DIRECTIONS: Make an exact copy of the data below, leaving out every picture.

RECORDS SHOWN:
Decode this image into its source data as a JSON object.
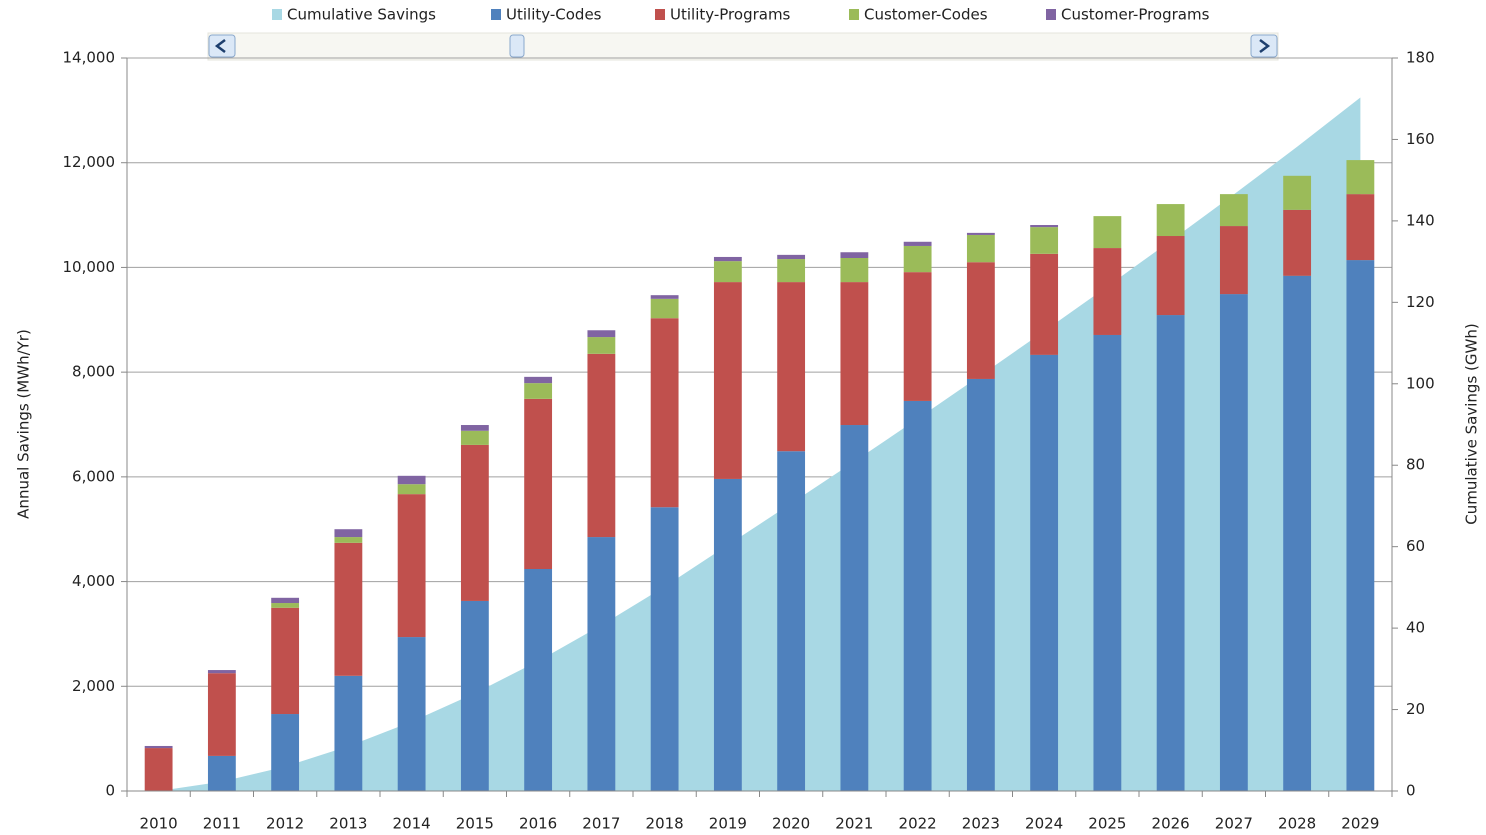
{
  "chart_data": {
    "type": "stacked-bar-area",
    "y_label": "Annual Savings (MWh/Yr)",
    "y2_label": "Cumulative Savings (GWh)",
    "categories": [
      "2010",
      "2011",
      "2012",
      "2013",
      "2014",
      "2015",
      "2016",
      "2017",
      "2018",
      "2019",
      "2020",
      "2021",
      "2022",
      "2023",
      "2024",
      "2025",
      "2026",
      "2027",
      "2028",
      "2029"
    ],
    "series": [
      {
        "name": "Cumulative Savings",
        "color": "#a8d8e4",
        "axis": "y2",
        "kind": "area",
        "values": [
          0,
          2.3,
          6.0,
          11.0,
          17.0,
          24.0,
          31.9,
          40.7,
          50.2,
          60.4,
          70.6,
          80.9,
          91.4,
          102.1,
          112.9,
          123.9,
          135.1,
          146.5,
          158.2,
          170.3
        ]
      },
      {
        "name": "Utility-Codes",
        "color": "#4f81bd",
        "kind": "bar",
        "values": [
          0,
          670,
          1470,
          2200,
          2940,
          3630,
          4240,
          4850,
          5420,
          5960,
          6490,
          6990,
          7450,
          7870,
          8330,
          8710,
          9090,
          9490,
          9840,
          10140
        ]
      },
      {
        "name": "Utility-Programs",
        "color": "#c0504d",
        "kind": "bar",
        "values": [
          820,
          1580,
          2030,
          2540,
          2730,
          2980,
          3250,
          3500,
          3610,
          3760,
          3230,
          2730,
          2460,
          2230,
          1930,
          1660,
          1510,
          1300,
          1260,
          1260
        ]
      },
      {
        "name": "Customer-Codes",
        "color": "#9bbb59",
        "kind": "bar",
        "values": [
          0,
          0,
          90,
          110,
          190,
          270,
          300,
          320,
          370,
          400,
          440,
          460,
          500,
          520,
          510,
          610,
          610,
          610,
          650,
          650
        ]
      },
      {
        "name": "Customer-Programs",
        "color": "#8064a2",
        "kind": "bar",
        "values": [
          40,
          60,
          100,
          150,
          160,
          110,
          120,
          130,
          70,
          80,
          80,
          110,
          80,
          40,
          40,
          0,
          0,
          0,
          0,
          0
        ]
      }
    ],
    "ylim": [
      0,
      14000
    ],
    "yticks": [
      0,
      {
        "value": 2000,
        "label": "2,000"
      },
      {
        "value": 4000,
        "label": "4,000"
      },
      {
        "value": 6000,
        "label": "6,000"
      },
      {
        "value": 8000,
        "label": "8,000"
      },
      {
        "value": 10000,
        "label": "10,000"
      },
      {
        "value": 12000,
        "label": "12,000"
      },
      {
        "value": 14000,
        "label": "14,000"
      }
    ],
    "y2lim": [
      0,
      180
    ],
    "y2ticks": [
      0,
      20,
      40,
      60,
      80,
      100,
      120,
      140,
      160,
      180
    ],
    "grid": true,
    "legend": "top"
  }
}
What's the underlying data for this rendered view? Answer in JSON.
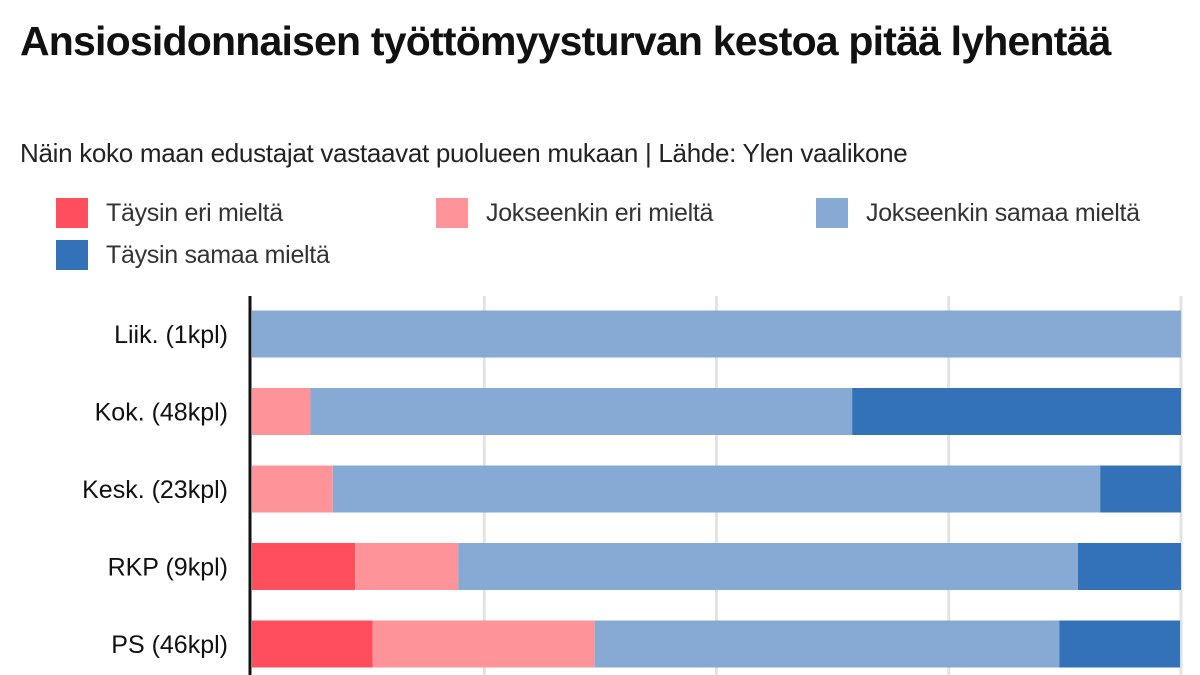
{
  "title": "Ansiosidonnaisen työttömyysturvan kestoa pitää lyhentää",
  "subtitle": "Näin koko maan edustajat vastaavat puolueen mukaan | Lähde: Ylen vaalikone",
  "legend": [
    {
      "label": "Täysin eri mieltä",
      "color": "#ff4f5e"
    },
    {
      "label": "Jokseenkin eri mieltä",
      "color": "#ff939a"
    },
    {
      "label": "Jokseenkin samaa mieltä",
      "color": "#86aad4"
    },
    {
      "label": "Täysin samaa mieltä",
      "color": "#3372b8"
    }
  ],
  "chart_data": {
    "type": "bar",
    "orientation": "horizontal",
    "stacked": true,
    "normalized": true,
    "categories": [
      "Liik. (1kpl)",
      "Kok. (48kpl)",
      "Kesk. (23kpl)",
      "RKP (9kpl)",
      "PS (46kpl)"
    ],
    "series": [
      {
        "name": "Täysin eri mieltä",
        "color": "#ff4f5e",
        "values": [
          0,
          0,
          0,
          11.1,
          13.0
        ]
      },
      {
        "name": "Jokseenkin eri mieltä",
        "color": "#ff939a",
        "values": [
          0,
          6.3,
          8.7,
          11.1,
          23.9
        ]
      },
      {
        "name": "Jokseenkin samaa mieltä",
        "color": "#86aad4",
        "values": [
          100,
          58.3,
          82.6,
          66.7,
          50.0
        ]
      },
      {
        "name": "Täysin samaa mieltä",
        "color": "#3372b8",
        "values": [
          0,
          35.4,
          8.7,
          11.1,
          13.0
        ]
      }
    ],
    "xlim": [
      0,
      100
    ],
    "grid": true,
    "legend_position": "top"
  }
}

SOLUTION TO THIS PROBLEM:
Decode this image into its source data as a JSON object.
{
  "chart_data": {
    "type": "stacked-bar-area",
    "y_label": "Annual Savings (MWh/Yr)",
    "y2_label": "Cumulative Savings (GWh)",
    "categories": [
      "2010",
      "2011",
      "2012",
      "2013",
      "2014",
      "2015",
      "2016",
      "2017",
      "2018",
      "2019",
      "2020",
      "2021",
      "2022",
      "2023",
      "2024",
      "2025",
      "2026",
      "2027",
      "2028",
      "2029"
    ],
    "series": [
      {
        "name": "Cumulative Savings",
        "color": "#a8d8e4",
        "axis": "y2",
        "kind": "area",
        "values": [
          0,
          2.3,
          6.0,
          11.0,
          17.0,
          24.0,
          31.9,
          40.7,
          50.2,
          60.4,
          70.6,
          80.9,
          91.4,
          102.1,
          112.9,
          123.9,
          135.1,
          146.5,
          158.2,
          170.3
        ]
      },
      {
        "name": "Utility-Codes",
        "color": "#4f81bd",
        "kind": "bar",
        "values": [
          0,
          670,
          1470,
          2200,
          2940,
          3630,
          4240,
          4850,
          5420,
          5960,
          6490,
          6990,
          7450,
          7870,
          8330,
          8710,
          9090,
          9490,
          9840,
          10140
        ]
      },
      {
        "name": "Utility-Programs",
        "color": "#c0504d",
        "kind": "bar",
        "values": [
          820,
          1580,
          2030,
          2540,
          2730,
          2980,
          3250,
          3500,
          3610,
          3760,
          3230,
          2730,
          2460,
          2230,
          1930,
          1660,
          1510,
          1300,
          1260,
          1260
        ]
      },
      {
        "name": "Customer-Codes",
        "color": "#9bbb59",
        "kind": "bar",
        "values": [
          0,
          0,
          90,
          110,
          190,
          270,
          300,
          320,
          370,
          400,
          440,
          460,
          500,
          520,
          510,
          610,
          610,
          610,
          650,
          650
        ]
      },
      {
        "name": "Customer-Programs",
        "color": "#8064a2",
        "kind": "bar",
        "values": [
          40,
          60,
          100,
          150,
          160,
          110,
          120,
          130,
          70,
          80,
          80,
          110,
          80,
          40,
          40,
          0,
          0,
          0,
          0,
          0
        ]
      }
    ],
    "ylim": [
      0,
      14000
    ],
    "yticks": [
      0,
      {
        "value": 2000,
        "label": "2,000"
      },
      {
        "value": 4000,
        "label": "4,000"
      },
      {
        "value": 6000,
        "label": "6,000"
      },
      {
        "value": 8000,
        "label": "8,000"
      },
      {
        "value": 10000,
        "label": "10,000"
      },
      {
        "value": 12000,
        "label": "12,000"
      },
      {
        "value": 14000,
        "label": "14,000"
      }
    ],
    "y2lim": [
      0,
      180
    ],
    "y2ticks": [
      0,
      20,
      40,
      60,
      80,
      100,
      120,
      140,
      160,
      180
    ],
    "grid": true,
    "legend": "top"
  }
}
What's the underlying data for this rendered view? Answer in JSON.
{
  "title": "Ansiosidonnaisen työttömyysturvan kestoa pitää lyhentää",
  "subtitle": "Näin koko maan edustajat vastaavat puolueen mukaan | Lähde: Ylen vaalikone",
  "legend": [
    {
      "label": "Täysin eri mieltä",
      "color": "#ff4f5e"
    },
    {
      "label": "Jokseenkin eri mieltä",
      "color": "#ff939a"
    },
    {
      "label": "Jokseenkin samaa mieltä",
      "color": "#86aad4"
    },
    {
      "label": "Täysin samaa mieltä",
      "color": "#3372b8"
    }
  ],
  "chart_data": {
    "type": "bar",
    "orientation": "horizontal",
    "stacked": true,
    "normalized": true,
    "categories": [
      "Liik. (1kpl)",
      "Kok. (48kpl)",
      "Kesk. (23kpl)",
      "RKP (9kpl)",
      "PS (46kpl)"
    ],
    "series": [
      {
        "name": "Täysin eri mieltä",
        "color": "#ff4f5e",
        "values": [
          0,
          0,
          0,
          11.1,
          13.0
        ]
      },
      {
        "name": "Jokseenkin eri mieltä",
        "color": "#ff939a",
        "values": [
          0,
          6.3,
          8.7,
          11.1,
          23.9
        ]
      },
      {
        "name": "Jokseenkin samaa mieltä",
        "color": "#86aad4",
        "values": [
          100,
          58.3,
          82.6,
          66.7,
          50.0
        ]
      },
      {
        "name": "Täysin samaa mieltä",
        "color": "#3372b8",
        "values": [
          0,
          35.4,
          8.7,
          11.1,
          13.0
        ]
      }
    ],
    "xlim": [
      0,
      100
    ],
    "grid": true,
    "legend_position": "top"
  }
}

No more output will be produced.